WHAT YOU NEED TO DO:
Repeat, without any change, the entries presented below.

%%

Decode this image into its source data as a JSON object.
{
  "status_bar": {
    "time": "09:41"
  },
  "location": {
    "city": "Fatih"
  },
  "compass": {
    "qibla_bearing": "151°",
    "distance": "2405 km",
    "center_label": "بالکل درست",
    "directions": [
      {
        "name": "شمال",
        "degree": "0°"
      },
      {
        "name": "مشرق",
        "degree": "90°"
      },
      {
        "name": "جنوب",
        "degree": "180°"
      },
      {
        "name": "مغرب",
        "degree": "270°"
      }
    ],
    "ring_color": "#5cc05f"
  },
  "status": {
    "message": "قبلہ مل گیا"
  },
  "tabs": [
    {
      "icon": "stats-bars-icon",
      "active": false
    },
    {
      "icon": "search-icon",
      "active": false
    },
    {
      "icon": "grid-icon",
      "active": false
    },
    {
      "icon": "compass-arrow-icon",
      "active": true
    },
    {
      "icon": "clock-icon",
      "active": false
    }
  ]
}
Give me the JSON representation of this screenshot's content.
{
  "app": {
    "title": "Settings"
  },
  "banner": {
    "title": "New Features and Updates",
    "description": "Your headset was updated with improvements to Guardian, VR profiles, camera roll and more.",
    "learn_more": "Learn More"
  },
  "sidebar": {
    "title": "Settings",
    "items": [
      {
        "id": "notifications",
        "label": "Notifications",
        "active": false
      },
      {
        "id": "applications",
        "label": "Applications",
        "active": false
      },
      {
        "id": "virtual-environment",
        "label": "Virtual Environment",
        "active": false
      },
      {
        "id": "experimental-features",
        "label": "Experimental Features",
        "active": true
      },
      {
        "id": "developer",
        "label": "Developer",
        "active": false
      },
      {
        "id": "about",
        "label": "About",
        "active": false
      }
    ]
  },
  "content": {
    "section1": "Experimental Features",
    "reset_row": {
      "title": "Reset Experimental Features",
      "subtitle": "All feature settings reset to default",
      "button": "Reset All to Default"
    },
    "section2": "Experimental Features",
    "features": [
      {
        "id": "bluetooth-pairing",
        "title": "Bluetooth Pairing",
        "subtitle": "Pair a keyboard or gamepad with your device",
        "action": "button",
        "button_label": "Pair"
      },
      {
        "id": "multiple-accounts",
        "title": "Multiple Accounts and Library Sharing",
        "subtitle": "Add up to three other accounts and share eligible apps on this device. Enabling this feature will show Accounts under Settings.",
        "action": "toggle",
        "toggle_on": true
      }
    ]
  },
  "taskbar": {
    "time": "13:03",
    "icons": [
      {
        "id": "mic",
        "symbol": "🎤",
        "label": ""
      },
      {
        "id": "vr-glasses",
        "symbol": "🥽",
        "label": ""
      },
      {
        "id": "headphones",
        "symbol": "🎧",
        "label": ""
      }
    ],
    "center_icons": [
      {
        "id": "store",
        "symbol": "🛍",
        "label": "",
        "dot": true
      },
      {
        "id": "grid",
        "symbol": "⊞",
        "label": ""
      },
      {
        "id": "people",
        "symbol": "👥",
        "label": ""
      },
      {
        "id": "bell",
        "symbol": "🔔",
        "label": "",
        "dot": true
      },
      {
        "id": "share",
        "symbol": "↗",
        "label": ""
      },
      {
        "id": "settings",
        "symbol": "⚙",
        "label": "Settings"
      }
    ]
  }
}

%%

THE COMPLETED TASK:
Decode this image into its source data as a JSON object.
{
  "status_bar": {
    "time": "09:41"
  },
  "location": {
    "city": "Fatih"
  },
  "compass": {
    "qibla_bearing": "151°",
    "distance": "2405 km",
    "center_label": "بالکل درست",
    "directions": [
      {
        "name": "شمال",
        "degree": "0°"
      },
      {
        "name": "مشرق",
        "degree": "90°"
      },
      {
        "name": "جنوب",
        "degree": "180°"
      },
      {
        "name": "مغرب",
        "degree": "270°"
      }
    ],
    "ring_color": "#5cc05f"
  },
  "status": {
    "message": "قبلہ مل گیا"
  },
  "tabs": [
    {
      "icon": "stats-bars-icon",
      "active": false
    },
    {
      "icon": "search-icon",
      "active": false
    },
    {
      "icon": "grid-icon",
      "active": false
    },
    {
      "icon": "compass-arrow-icon",
      "active": true
    },
    {
      "icon": "clock-icon",
      "active": false
    }
  ]
}
Give me the JSON representation of this screenshot's content.
{
  "app": {
    "title": "Settings"
  },
  "banner": {
    "title": "New Features and Updates",
    "description": "Your headset was updated with improvements to Guardian, VR profiles, camera roll and more.",
    "learn_more": "Learn More"
  },
  "sidebar": {
    "title": "Settings",
    "items": [
      {
        "id": "notifications",
        "label": "Notifications",
        "active": false
      },
      {
        "id": "applications",
        "label": "Applications",
        "active": false
      },
      {
        "id": "virtual-environment",
        "label": "Virtual Environment",
        "active": false
      },
      {
        "id": "experimental-features",
        "label": "Experimental Features",
        "active": true
      },
      {
        "id": "developer",
        "label": "Developer",
        "active": false
      },
      {
        "id": "about",
        "label": "About",
        "active": false
      }
    ]
  },
  "content": {
    "section1": "Experimental Features",
    "reset_row": {
      "title": "Reset Experimental Features",
      "subtitle": "All feature settings reset to default",
      "button": "Reset All to Default"
    },
    "section2": "Experimental Features",
    "features": [
      {
        "id": "bluetooth-pairing",
        "title": "Bluetooth Pairing",
        "subtitle": "Pair a keyboard or gamepad with your device",
        "action": "button",
        "button_label": "Pair"
      },
      {
        "id": "multiple-accounts",
        "title": "Multiple Accounts and Library Sharing",
        "subtitle": "Add up to three other accounts and share eligible apps on this device. Enabling this feature will show Accounts under Settings.",
        "action": "toggle",
        "toggle_on": true
      }
    ]
  },
  "taskbar": {
    "time": "13:03",
    "icons": [
      {
        "id": "mic",
        "symbol": "🎤",
        "label": ""
      },
      {
        "id": "vr-glasses",
        "symbol": "🥽",
        "label": ""
      },
      {
        "id": "headphones",
        "symbol": "🎧",
        "label": ""
      }
    ],
    "center_icons": [
      {
        "id": "store",
        "symbol": "🛍",
        "label": "",
        "dot": true
      },
      {
        "id": "grid",
        "symbol": "⊞",
        "label": ""
      },
      {
        "id": "people",
        "symbol": "👥",
        "label": ""
      },
      {
        "id": "bell",
        "symbol": "🔔",
        "label": "",
        "dot": true
      },
      {
        "id": "share",
        "symbol": "↗",
        "label": ""
      },
      {
        "id": "settings",
        "symbol": "⚙",
        "label": "Settings"
      }
    ]
  }
}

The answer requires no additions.